::: Passage to read :::
High Heels On a Bike = Remarkable?

posted in: Fashion, New York City 4
I'm like her! Only I've got heels on and she's younger than me or uses excellent face cream. Photo: NY Transit Forums
The Citbikes of New York. I’m like this chick! Only I’ve got heels on and she’s younger than me or uses excellent face cream. Photo: NY Transit Forums

A large man with a proportionately large afro shouted to me today that I was the most amazing thing he had seen in New York City.

Let me explain.

Some time ago, I spoke of my love of the Chicago Divvy bikeshare program in its infancy; the NYC version works just the same and upon arrival I became a key-carrying member. The bikeshare system has changed the way I relate to this city and I am most grateful for it.

In years past, I was a subway-taker, like everyone else in Manhattan who doesn’t have a driver. (This is most people, though in Manhattan, Those Who Are Chauffeured must be counted.) I had to admit to myself awhile back that even though the people-watching and the idea of the subway is cool to me, the actual subway makes me claustrophobic and neurotic. At least once per ride, I think of a skyscraper sighing down into the ground the moment I’m barreling underneath it and !squish! bye-bye Mary and everyone else who just wanted to go see a movie or whatever.

The other trouble with the subway in a city so intricate as New York is that I would descend into a hole and pop up out of another hole and miss the geography of the place. It’s hard for me to get the lay of the land that way; I need to knit together the streets, the blocks, the neighborhoods. As my main mode of transport is now the Citibike, this is solved. I am understanding this place in a way I never have before. And yes, I wear a helmet. You just have to wear one.

So back to Afro Man.

I like to wear heels. I’m the shortest in my family, so I took to wearing heels years ago and now it’s just a rule. I also like to be girly and fancy. I ride my bike in heels, too. Not all of my shoes are appropriate for this, but my knockin’ around town heels are. They even have little nubbly things for traction.
::: Information provided :::
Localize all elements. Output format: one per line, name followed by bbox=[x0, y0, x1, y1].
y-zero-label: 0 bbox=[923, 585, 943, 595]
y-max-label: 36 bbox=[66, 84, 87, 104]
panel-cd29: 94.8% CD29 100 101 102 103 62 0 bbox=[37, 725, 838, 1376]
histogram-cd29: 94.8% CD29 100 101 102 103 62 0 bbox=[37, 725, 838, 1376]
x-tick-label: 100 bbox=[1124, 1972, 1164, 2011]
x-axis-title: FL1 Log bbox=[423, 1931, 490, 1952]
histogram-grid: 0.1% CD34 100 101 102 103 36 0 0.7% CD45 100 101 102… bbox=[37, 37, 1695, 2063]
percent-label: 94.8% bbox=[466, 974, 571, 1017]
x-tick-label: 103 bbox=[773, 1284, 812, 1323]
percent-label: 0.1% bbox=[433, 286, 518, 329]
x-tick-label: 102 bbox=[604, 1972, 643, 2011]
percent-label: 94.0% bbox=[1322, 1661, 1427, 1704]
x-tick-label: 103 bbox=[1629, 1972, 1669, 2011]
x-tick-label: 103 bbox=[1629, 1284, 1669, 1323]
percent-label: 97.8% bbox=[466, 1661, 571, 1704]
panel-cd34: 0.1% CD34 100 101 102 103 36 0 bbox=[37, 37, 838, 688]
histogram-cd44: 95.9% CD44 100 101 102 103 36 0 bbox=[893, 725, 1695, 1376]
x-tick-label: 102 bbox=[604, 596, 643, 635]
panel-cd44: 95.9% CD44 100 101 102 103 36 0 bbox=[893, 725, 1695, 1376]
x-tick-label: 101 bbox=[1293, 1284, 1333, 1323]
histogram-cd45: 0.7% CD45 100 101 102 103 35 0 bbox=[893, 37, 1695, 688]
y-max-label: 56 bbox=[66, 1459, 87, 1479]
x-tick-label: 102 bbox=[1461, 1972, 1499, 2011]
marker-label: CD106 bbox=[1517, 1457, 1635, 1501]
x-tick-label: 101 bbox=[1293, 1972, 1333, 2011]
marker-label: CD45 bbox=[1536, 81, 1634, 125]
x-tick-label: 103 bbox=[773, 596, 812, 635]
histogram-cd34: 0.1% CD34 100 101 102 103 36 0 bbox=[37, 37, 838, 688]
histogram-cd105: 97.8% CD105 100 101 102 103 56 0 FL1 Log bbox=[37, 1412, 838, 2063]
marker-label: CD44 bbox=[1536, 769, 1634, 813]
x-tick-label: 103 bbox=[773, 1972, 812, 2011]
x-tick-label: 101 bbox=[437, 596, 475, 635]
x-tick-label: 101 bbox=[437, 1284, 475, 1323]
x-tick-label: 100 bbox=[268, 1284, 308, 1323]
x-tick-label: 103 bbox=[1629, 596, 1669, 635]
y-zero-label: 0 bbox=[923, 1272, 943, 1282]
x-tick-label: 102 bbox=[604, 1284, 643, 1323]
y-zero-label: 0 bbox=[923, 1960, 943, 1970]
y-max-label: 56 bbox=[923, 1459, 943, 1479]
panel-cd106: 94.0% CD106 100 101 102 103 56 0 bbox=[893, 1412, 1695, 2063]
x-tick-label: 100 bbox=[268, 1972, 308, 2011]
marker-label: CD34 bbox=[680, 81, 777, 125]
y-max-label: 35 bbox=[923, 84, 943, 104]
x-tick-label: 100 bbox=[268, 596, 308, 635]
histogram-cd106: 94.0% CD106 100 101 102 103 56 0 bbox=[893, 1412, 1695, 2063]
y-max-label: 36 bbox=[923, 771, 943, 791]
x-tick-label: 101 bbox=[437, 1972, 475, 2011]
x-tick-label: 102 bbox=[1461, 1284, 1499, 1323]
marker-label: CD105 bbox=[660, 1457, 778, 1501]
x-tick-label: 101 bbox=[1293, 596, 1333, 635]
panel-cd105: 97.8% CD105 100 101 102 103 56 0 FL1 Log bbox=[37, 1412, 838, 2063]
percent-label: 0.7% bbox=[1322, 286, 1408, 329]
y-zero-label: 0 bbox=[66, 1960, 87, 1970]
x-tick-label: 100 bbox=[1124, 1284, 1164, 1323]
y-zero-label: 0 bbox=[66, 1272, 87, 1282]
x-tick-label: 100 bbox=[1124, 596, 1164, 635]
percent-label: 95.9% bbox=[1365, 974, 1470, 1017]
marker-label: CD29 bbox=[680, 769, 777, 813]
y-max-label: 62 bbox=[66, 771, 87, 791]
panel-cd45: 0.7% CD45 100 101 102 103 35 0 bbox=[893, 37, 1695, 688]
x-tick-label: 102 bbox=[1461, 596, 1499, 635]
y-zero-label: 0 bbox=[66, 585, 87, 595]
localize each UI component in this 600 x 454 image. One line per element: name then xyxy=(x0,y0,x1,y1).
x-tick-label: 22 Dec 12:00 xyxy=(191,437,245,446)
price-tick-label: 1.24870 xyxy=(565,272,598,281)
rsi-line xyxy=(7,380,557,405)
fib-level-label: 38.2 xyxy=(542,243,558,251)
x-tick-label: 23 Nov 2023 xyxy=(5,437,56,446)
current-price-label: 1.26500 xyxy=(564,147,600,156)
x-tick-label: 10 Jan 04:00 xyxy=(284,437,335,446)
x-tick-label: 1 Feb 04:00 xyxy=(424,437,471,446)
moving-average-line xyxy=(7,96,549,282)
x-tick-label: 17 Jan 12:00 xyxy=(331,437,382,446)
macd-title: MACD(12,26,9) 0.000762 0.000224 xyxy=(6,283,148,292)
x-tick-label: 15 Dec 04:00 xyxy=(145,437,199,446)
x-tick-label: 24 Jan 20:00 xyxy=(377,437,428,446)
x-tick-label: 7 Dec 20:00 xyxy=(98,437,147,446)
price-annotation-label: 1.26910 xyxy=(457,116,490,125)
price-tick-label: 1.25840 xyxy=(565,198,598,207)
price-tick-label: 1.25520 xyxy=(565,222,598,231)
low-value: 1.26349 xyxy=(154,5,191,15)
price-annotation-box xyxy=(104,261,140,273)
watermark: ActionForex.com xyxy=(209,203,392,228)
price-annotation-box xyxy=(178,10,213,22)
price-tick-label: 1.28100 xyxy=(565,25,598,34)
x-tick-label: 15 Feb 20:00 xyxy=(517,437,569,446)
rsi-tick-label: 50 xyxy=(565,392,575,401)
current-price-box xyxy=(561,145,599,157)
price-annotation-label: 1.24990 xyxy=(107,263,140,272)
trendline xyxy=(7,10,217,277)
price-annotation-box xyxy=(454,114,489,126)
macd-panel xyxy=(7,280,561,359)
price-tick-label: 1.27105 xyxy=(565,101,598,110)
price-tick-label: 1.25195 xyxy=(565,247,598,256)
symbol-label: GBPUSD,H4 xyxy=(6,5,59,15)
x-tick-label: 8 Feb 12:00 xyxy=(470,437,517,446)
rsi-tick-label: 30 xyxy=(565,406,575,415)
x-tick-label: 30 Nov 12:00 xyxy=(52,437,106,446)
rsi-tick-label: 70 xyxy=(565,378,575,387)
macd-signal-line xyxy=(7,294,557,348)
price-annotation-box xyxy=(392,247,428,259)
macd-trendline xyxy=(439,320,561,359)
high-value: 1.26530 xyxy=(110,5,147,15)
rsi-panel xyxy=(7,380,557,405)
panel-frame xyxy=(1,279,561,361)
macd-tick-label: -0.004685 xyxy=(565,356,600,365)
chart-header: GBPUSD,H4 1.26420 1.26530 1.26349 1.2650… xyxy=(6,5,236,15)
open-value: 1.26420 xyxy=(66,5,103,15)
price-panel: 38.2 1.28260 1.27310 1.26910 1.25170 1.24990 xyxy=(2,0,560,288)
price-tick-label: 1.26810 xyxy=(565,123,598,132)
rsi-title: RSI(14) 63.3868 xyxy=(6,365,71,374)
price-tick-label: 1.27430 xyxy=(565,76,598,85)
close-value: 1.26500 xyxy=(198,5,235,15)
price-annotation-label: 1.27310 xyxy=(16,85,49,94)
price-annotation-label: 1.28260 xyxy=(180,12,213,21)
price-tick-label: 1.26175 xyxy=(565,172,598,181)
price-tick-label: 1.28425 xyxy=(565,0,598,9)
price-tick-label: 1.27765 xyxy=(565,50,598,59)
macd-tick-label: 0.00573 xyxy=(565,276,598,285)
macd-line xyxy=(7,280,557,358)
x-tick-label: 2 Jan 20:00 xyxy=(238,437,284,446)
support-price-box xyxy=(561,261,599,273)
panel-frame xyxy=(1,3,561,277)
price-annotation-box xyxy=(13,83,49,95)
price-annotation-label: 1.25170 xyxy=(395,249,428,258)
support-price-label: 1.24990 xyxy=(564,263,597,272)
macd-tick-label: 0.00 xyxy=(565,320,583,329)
:::
According to the post about riding a bikeshare bike in heels, why did the writer start wearing heels years ago?

#### Completed exercise
The writer is the shortest in the family.